--- START Data supplied ---

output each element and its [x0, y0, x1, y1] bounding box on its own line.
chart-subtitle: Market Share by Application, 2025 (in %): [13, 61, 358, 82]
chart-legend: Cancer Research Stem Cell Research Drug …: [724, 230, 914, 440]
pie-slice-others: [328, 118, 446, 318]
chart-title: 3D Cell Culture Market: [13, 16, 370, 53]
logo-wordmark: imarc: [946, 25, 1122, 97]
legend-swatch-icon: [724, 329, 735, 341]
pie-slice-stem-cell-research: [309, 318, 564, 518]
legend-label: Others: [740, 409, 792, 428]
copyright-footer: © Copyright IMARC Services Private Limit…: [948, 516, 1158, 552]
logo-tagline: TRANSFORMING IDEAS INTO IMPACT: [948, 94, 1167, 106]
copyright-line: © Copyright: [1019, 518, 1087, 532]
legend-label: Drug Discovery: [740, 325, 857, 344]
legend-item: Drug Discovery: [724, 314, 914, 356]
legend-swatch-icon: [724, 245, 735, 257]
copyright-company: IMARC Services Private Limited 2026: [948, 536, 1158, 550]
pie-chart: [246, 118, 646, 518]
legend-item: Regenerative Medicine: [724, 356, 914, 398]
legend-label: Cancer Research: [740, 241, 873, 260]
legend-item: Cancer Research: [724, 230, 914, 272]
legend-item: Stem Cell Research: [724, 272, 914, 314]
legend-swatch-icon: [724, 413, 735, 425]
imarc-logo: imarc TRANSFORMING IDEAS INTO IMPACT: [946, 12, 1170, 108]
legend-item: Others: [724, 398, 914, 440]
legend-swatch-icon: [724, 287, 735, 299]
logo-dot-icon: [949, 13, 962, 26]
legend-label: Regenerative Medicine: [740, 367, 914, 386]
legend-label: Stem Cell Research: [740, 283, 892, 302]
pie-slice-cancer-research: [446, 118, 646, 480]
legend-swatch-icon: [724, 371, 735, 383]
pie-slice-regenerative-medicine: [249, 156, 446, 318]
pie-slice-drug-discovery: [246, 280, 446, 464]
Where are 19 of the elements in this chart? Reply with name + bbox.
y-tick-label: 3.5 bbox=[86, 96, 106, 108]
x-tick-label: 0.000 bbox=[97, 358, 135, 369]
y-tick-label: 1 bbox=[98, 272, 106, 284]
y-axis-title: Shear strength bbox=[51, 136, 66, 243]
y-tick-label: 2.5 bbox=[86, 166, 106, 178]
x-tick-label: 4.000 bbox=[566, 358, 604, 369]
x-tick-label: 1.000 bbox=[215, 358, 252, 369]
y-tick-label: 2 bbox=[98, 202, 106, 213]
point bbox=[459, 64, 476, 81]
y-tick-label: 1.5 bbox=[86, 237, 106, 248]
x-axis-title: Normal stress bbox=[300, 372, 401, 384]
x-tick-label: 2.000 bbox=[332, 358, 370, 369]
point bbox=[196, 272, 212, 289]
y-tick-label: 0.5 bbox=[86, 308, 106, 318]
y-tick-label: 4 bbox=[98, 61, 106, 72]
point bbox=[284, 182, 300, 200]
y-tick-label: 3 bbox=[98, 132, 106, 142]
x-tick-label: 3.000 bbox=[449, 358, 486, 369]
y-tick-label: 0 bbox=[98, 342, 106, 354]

--- END Data supplied ---

= Directive =
Rewrite all the entries above, replacing "legend-swatch-icon" with "legend-marker" wherever it occurs and leaving everything else unchanged.

= Exercise output =
output each element and its [x0, y0, x1, y1] bounding box on its own line.
chart-subtitle: Market Share by Application, 2025 (in %): [13, 61, 358, 82]
chart-legend: Cancer Research Stem Cell Research Drug …: [724, 230, 914, 440]
pie-slice-others: [328, 118, 446, 318]
chart-title: 3D Cell Culture Market: [13, 16, 370, 53]
logo-wordmark: imarc: [946, 25, 1122, 97]
legend-marker: [724, 329, 735, 341]
pie-slice-stem-cell-research: [309, 318, 564, 518]
legend-label: Others: [740, 409, 792, 428]
copyright-footer: © Copyright IMARC Services Private Limit…: [948, 516, 1158, 552]
logo-tagline: TRANSFORMING IDEAS INTO IMPACT: [948, 94, 1167, 106]
copyright-line: © Copyright: [1019, 518, 1087, 532]
legend-label: Drug Discovery: [740, 325, 857, 344]
legend-item: Drug Discovery: [724, 314, 914, 356]
legend-marker: [724, 245, 735, 257]
copyright-company: IMARC Services Private Limited 2026: [948, 536, 1158, 550]
pie-chart: [246, 118, 646, 518]
legend-item: Regenerative Medicine: [724, 356, 914, 398]
legend-label: Cancer Research: [740, 241, 873, 260]
legend-item: Cancer Research: [724, 230, 914, 272]
legend-item: Stem Cell Research: [724, 272, 914, 314]
legend-marker: [724, 413, 735, 425]
imarc-logo: imarc TRANSFORMING IDEAS INTO IMPACT: [946, 12, 1170, 108]
legend-item: Others: [724, 398, 914, 440]
legend-marker: [724, 287, 735, 299]
logo-dot-icon: [949, 13, 962, 26]
legend-label: Regenerative Medicine: [740, 367, 914, 386]
legend-label: Stem Cell Research: [740, 283, 892, 302]
pie-slice-cancer-research: [446, 118, 646, 480]
legend-marker: [724, 371, 735, 383]
pie-slice-regenerative-medicine: [249, 156, 446, 318]
pie-slice-drug-discovery: [246, 280, 446, 464]
Where are 19 of the elements in this chart? Reply with name + bbox.
y-tick-label: 3.5 bbox=[86, 96, 106, 108]
x-tick-label: 0.000 bbox=[97, 358, 135, 369]
y-tick-label: 1 bbox=[98, 272, 106, 284]
y-axis-title: Shear strength bbox=[51, 136, 66, 243]
y-tick-label: 2.5 bbox=[86, 166, 106, 178]
x-tick-label: 4.000 bbox=[566, 358, 604, 369]
x-tick-label: 1.000 bbox=[215, 358, 252, 369]
y-tick-label: 2 bbox=[98, 202, 106, 213]
point bbox=[459, 64, 476, 81]
y-tick-label: 1.5 bbox=[86, 237, 106, 248]
x-axis-title: Normal stress bbox=[300, 372, 401, 384]
x-tick-label: 2.000 bbox=[332, 358, 370, 369]
point bbox=[196, 272, 212, 289]
y-tick-label: 0.5 bbox=[86, 308, 106, 318]
y-tick-label: 4 bbox=[98, 61, 106, 72]
point bbox=[284, 182, 300, 200]
y-tick-label: 3 bbox=[98, 132, 106, 142]
x-tick-label: 3.000 bbox=[449, 358, 486, 369]
y-tick-label: 0 bbox=[98, 342, 106, 354]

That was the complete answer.